* _Available data_:
--- start ---

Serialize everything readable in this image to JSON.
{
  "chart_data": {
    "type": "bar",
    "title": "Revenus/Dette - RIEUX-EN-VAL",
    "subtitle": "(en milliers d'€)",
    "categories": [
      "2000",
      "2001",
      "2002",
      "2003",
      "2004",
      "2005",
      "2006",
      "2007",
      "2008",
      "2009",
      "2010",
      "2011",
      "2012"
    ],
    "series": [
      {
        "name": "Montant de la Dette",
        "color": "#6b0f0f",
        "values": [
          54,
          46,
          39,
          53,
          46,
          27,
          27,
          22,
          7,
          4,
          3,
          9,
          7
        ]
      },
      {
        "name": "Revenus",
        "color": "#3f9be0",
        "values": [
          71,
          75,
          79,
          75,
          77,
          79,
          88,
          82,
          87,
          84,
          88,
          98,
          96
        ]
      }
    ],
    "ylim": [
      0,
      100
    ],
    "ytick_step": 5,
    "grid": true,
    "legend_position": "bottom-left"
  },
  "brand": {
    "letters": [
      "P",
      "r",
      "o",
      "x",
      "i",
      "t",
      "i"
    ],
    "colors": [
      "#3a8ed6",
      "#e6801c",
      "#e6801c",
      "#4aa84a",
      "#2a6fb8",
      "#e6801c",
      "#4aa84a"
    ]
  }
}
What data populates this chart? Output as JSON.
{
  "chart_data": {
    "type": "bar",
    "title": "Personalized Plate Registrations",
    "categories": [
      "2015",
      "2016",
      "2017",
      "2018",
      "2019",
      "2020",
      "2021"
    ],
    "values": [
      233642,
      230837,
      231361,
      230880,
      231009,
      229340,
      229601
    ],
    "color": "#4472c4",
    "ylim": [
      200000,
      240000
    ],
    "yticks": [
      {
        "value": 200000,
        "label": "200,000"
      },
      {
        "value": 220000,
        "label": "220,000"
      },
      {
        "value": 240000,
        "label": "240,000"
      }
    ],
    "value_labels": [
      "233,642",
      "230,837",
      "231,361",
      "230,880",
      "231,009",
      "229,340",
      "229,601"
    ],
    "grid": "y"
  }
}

--- end ---

Repeat the line that contains "What data populates", then every line after it until the records end, with nothing added.

What data populates this chart? Output as JSON.
{
  "chart_data": {
    "type": "bar",
    "title": "Personalized Plate Registrations",
    "categories": [
      "2015",
      "2016",
      "2017",
      "2018",
      "2019",
      "2020",
      "2021"
    ],
    "values": [
      233642,
      230837,
      231361,
      230880,
      231009,
      229340,
      229601
    ],
    "color": "#4472c4",
    "ylim": [
      200000,
      240000
    ],
    "yticks": [
      {
        "value": 200000,
        "label": "200,000"
      },
      {
        "value": 220000,
        "label": "220,000"
      },
      {
        "value": 240000,
        "label": "240,000"
      }
    ],
    "value_labels": [
      "233,642",
      "230,837",
      "231,361",
      "230,880",
      "231,009",
      "229,340",
      "229,601"
    ],
    "grid": "y"
  }
}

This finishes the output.